__WHAT TO DO__
1) Answer these from the carbon black passage:
(a) What iodine adsorption number range must the carbon black have?
(b) Under which standard is the nitrogen adsorption specific surface area measured?
(c) What is the preferred range for the DBP oil absorption number?
2) Reproduce a section of the carbon black passage word for word. Begin at the words "The iodine adsorption number of the carbon black is preferably" and stop after "(JIS) K 6217-1:2008.".

__DOCUMENT EXTRACT__
The carbon black included in the composition according to an embodiment of the present invention is not particularly limited as long as the carbon black has an iodine adsorption number from 65 to 150 mg/g.
The iodine adsorption number of the carbon black is preferably 100 mg/g or greater from the perspective of achieving a better effect of the present invention.
The grade of the carbon black is preferably ISAF grade or HAF grade, or more preferably ISAF grade from the perspective of achieving a better effect of the present invention.
Note that, in the present specification, the iodine adsorption number of the carbon black is measured in accordance with Japanese Industrial Standards (JIS) K 6217-1:2008.
The nitrogen adsorption specific surface area (N2SA) of the carbon black is not particularly limited but is preferably from 50 to 150 m2/g, or particularly preferably 100 m2/g or greater from the perspective of achieving a better effect of the present invention.
Note that, in the present specification, the nitrogen adsorption specific surface area (N2SA) of the carbon black is a value of the amount of nitrogen adsorbed to the surface of the carbon black, measured in accordance with JIS K6217-2:2001 (Part 2: Determination of specific surface area—Nitrogen adsorption methods—Single-point procedures).
The dibutyl phthalate (DBP) oil absorption number of the carbon black is not particularly limited but is preferably from 70 to 120 mL/g, or particularly preferably 110 mL/g or greater from the perspective of achieving a better effect of the present invention.
Here, “DBP oil absorption number” refers to a measure of the capability of the carbon black to absorb liquid (DBP). Larger values tend to give the carbon black a larger structure.

__DATA SEGMENT__
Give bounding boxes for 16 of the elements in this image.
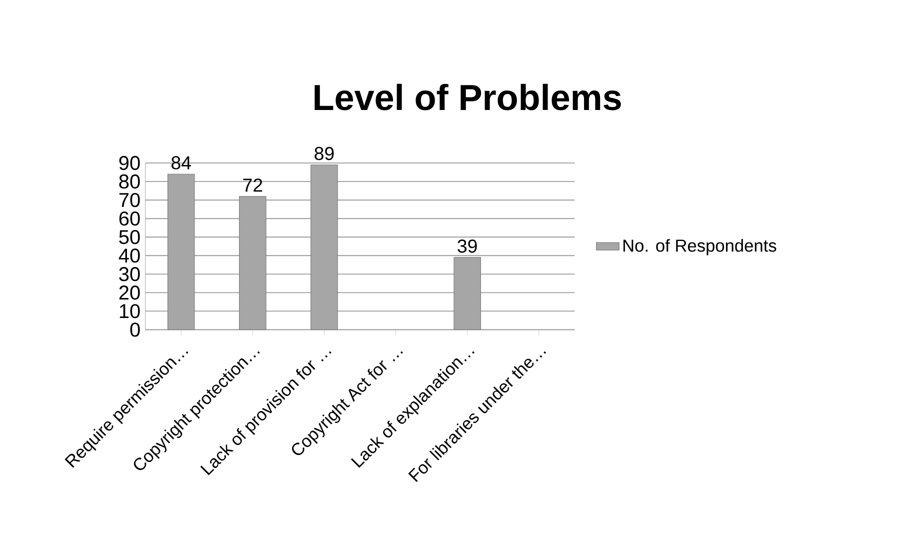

__ANSWERS FOR THE TASKS__
1)
(a) From 65 to 150 mg/g.
(b) JIS K6217-2:2001.
(c) From 70 to 120 mL/g.

2)
The iodine adsorption number of the carbon black is preferably 100 mg/g or greater from the perspective of achieving a better effect of the present invention.
The grade of the carbon black is preferably ISAF grade or HAF grade, or more preferably ISAF grade from the perspective of achieving a better effect of the present invention.
Note that, in the present specification, the iodine adsorption number of the carbon black is measured in accordance with Japanese Industrial Standards (JIS) K 6217-1:2008.